Transcribe all of the material exactly.

* Start Record extracts *

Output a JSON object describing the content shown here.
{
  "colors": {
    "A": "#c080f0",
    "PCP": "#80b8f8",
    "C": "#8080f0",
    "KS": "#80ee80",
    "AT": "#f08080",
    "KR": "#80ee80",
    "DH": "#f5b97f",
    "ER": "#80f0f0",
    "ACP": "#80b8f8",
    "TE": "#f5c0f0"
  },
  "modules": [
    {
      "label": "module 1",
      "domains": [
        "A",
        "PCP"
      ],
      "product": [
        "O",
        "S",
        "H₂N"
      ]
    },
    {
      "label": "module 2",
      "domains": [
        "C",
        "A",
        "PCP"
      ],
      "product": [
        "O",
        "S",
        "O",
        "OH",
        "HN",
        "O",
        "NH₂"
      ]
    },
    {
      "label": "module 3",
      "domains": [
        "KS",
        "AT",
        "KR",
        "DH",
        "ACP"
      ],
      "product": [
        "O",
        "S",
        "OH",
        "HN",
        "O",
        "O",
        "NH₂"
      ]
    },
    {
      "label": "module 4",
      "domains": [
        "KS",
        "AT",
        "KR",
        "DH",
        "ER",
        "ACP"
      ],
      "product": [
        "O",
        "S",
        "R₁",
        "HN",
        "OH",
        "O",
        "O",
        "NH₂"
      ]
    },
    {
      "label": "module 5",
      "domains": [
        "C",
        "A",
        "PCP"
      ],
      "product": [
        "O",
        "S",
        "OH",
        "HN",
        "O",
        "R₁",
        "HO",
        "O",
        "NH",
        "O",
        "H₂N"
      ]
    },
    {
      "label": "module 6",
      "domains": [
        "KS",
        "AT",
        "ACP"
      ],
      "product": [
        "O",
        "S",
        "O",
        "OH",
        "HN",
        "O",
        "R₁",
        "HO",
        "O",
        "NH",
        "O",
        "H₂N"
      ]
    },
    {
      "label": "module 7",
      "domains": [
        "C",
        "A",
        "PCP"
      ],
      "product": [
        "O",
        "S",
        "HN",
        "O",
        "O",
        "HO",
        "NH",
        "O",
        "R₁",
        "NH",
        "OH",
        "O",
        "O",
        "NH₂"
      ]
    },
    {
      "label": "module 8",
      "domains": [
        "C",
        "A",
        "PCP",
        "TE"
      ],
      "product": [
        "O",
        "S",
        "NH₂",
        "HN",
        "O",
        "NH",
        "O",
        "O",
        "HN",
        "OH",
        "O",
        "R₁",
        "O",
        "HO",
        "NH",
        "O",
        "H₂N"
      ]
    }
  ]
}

* End Record extracts *

*Result below:*
Output a JSON object describing the content shown here.
{
  "colors": {
    "A": "#c080f0",
    "PCP": "#80b8f8",
    "C": "#8080f0",
    "KS": "#80ee80",
    "AT": "#f08080",
    "KR": "#80ee80",
    "DH": "#f5b97f",
    "ER": "#80f0f0",
    "ACP": "#80b8f8",
    "TE": "#f5c0f0"
  },
  "modules": [
    {
      "label": "module 1",
      "domains": [
        "A",
        "PCP"
      ],
      "product": [
        "O",
        "S",
        "H₂N"
      ]
    },
    {
      "label": "module 2",
      "domains": [
        "C",
        "A",
        "PCP"
      ],
      "product": [
        "O",
        "S",
        "O",
        "OH",
        "HN",
        "O",
        "NH₂"
      ]
    },
    {
      "label": "module 3",
      "domains": [
        "KS",
        "AT",
        "KR",
        "DH",
        "ACP"
      ],
      "product": [
        "O",
        "S",
        "OH",
        "HN",
        "O",
        "O",
        "NH₂"
      ]
    },
    {
      "label": "module 4",
      "domains": [
        "KS",
        "AT",
        "KR",
        "DH",
        "ER",
        "ACP"
      ],
      "product": [
        "O",
        "S",
        "R₁",
        "HN",
        "OH",
        "O",
        "O",
        "NH₂"
      ]
    },
    {
      "label": "module 5",
      "domains": [
        "C",
        "A",
        "PCP"
      ],
      "product": [
        "O",
        "S",
        "OH",
        "HN",
        "O",
        "R₁",
        "HO",
        "O",
        "NH",
        "O",
        "H₂N"
      ]
    },
    {
      "label": "module 6",
      "domains": [
        "KS",
        "AT",
        "ACP"
      ],
      "product": [
        "O",
        "S",
        "O",
        "OH",
        "HN",
        "O",
        "R₁",
        "HO",
        "O",
        "NH",
        "O",
        "H₂N"
      ]
    },
    {
      "label": "module 7",
      "domains": [
        "C",
        "A",
        "PCP"
      ],
      "product": [
        "O",
        "S",
        "HN",
        "O",
        "O",
        "HO",
        "NH",
        "O",
        "R₁",
        "NH",
        "OH",
        "O",
        "O",
        "NH₂"
      ]
    },
    {
      "label": "module 8",
      "domains": [
        "C",
        "A",
        "PCP",
        "TE"
      ],
      "product": [
        "O",
        "S",
        "NH₂",
        "HN",
        "O",
        "NH",
        "O",
        "O",
        "HN",
        "OH",
        "O",
        "R₁",
        "O",
        "HO",
        "NH",
        "O",
        "H₂N"
      ]
    }
  ]
}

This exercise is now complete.